Text passage:
○ ○ ○ ○

This post is going to be a bit longer than the usual.
That means it might fall off into the land of boring.
Which is way less fun than the land of Dairy Queen...
That means it might fall off into the land of boring.
Which is way less fun than the land of Dairy Queen...
See, I can only be funny for about sixty seconds worth of writing.
And I need to waste way more than sixty seconds today because...
Well, because....
First, let me warn you dear readers the next picture is not for the faint of heart.
You see I need to write a long blog today because of this:
Its my laundry pile.
Oh, the horror! Look away! Look away!
I must avoid it at all costs!
So a short and funny blog just doesn't help me to avoid it for long enough.
Blame it on the laundry.
You can also blame it on Matt Chandler.
He is a pastor in Texas who recently did a sermon series on progressive sanctification.
You can hear the first sermon here:
So, I've been learning about the concept of progressive sanctification lately.
Yikes!
Those are two really big words.
We can handle it though!

○ ○ ○ ○

Stored rows:
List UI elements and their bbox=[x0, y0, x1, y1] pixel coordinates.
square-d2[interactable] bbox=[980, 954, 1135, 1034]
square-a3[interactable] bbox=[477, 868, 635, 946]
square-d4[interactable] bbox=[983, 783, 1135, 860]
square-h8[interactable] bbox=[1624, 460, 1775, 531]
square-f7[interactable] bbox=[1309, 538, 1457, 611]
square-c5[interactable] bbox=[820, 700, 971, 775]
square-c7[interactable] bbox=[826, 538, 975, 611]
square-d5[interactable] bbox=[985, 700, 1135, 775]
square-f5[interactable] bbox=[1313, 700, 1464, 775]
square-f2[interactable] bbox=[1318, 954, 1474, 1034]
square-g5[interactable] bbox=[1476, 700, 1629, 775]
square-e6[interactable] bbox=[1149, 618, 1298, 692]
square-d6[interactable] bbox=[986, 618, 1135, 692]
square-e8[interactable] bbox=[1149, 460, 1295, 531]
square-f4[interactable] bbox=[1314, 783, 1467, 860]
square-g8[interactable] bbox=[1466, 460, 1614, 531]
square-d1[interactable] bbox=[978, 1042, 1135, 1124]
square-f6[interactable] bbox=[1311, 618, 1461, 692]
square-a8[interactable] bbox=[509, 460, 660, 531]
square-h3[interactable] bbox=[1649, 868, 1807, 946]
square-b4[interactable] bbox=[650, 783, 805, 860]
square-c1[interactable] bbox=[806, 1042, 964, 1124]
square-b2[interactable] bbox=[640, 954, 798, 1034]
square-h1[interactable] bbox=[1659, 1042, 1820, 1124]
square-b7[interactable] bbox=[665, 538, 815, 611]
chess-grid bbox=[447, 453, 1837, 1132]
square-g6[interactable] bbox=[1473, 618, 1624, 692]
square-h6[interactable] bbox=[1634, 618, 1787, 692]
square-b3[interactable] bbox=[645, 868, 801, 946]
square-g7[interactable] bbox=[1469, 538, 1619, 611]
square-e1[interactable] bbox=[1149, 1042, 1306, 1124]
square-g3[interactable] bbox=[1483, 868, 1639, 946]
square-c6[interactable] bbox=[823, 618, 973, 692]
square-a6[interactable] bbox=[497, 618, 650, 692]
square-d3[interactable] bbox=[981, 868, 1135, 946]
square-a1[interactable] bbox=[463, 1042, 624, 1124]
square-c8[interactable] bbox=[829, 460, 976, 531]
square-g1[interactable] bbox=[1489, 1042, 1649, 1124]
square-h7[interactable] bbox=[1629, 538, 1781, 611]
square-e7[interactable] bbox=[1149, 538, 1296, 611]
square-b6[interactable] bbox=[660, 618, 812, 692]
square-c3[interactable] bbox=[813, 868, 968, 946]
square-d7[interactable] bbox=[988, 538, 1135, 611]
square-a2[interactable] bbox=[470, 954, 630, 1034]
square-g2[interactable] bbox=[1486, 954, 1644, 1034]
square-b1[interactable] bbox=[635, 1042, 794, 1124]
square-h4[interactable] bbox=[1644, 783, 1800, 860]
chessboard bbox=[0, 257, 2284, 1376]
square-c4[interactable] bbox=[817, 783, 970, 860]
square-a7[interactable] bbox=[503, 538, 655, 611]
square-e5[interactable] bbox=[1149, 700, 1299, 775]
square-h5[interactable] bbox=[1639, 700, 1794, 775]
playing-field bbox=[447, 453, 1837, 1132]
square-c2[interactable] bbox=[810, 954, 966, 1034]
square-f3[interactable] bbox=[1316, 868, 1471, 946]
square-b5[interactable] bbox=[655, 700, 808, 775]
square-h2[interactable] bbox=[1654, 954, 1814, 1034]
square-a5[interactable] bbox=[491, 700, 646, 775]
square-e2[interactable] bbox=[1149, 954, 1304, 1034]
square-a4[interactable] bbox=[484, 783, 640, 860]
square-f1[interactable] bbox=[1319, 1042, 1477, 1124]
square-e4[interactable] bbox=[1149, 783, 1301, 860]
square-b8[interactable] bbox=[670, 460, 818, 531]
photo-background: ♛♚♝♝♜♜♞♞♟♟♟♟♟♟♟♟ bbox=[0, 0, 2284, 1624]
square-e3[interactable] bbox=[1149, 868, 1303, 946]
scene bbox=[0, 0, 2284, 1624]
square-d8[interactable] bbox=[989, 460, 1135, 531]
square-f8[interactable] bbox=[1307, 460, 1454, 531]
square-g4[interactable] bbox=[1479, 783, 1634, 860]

○ ○ ○ ○

Objective 1: Starting at the first line of the records and ending with the line that contains "square-h8[interactable] bbox=[1624, 460, 1775, 531]", write those lines out again with "interactable" swapped for "clickable" and everything else left the same.
Objective 2: Continue the blog post about the laundry pile and progressive sanctification from the point where it stops.

Exercise response 1:
List UI elements and their bbox=[x0, y0, x1, y1] pixel coordinates.
square-d2[clickable] bbox=[980, 954, 1135, 1034]
square-a3[clickable] bbox=[477, 868, 635, 946]
square-d4[clickable] bbox=[983, 783, 1135, 860]
square-h8[clickable] bbox=[1624, 460, 1775, 531]

Exercise response 2:
Progressive Sanctification = the process of becoming more like Jesus.
Its the process of growing spiritually mature.
How do we become spiritually mature?
Well, its not pretty and its usually painful.
At least it has been in the past and continues to be so for me.
I became a Christian when I was ten.
I renounced my life of folly, depravity and sin and proceeded to press on to the straight and narrow.
It wasn't much of a life of folly, depravity and sin.
I was ten for goodness sake.
But it was when I was 10 that I first realized that I wanted to believe in and be like Jesus.
Not just because my parents did or because I went to a Christian school but because I believed in Jesus and I believed that what God said in the Bible was true.
Lots of people have a story like that but that story is by no means their testimony.
A testimony shouldn't end with when you first believed.
It should involve your crooked path to progressively growing more like Jesus.
One of the ways that God makes us more like him is by using other people.
The first time I can really remember this happening is when I was eleven.
It was with Mr. Hinebook.
He was our music teacher.
One day after the bell rang to end music class he dismissed everyone else and came up to me and said that he could see I was troubled and wanted to know what it was.
He was right. I was troubled.
See, a friend and I had agreed to be really mean to a girl on the playground that day.
I can't remember the specifics - just the horrifying idiocy of little girls being little girls.
I was feeling bad and nervous about it.
I was so scared of what my friend would say if I told her I wasn't going to go through with our plan though.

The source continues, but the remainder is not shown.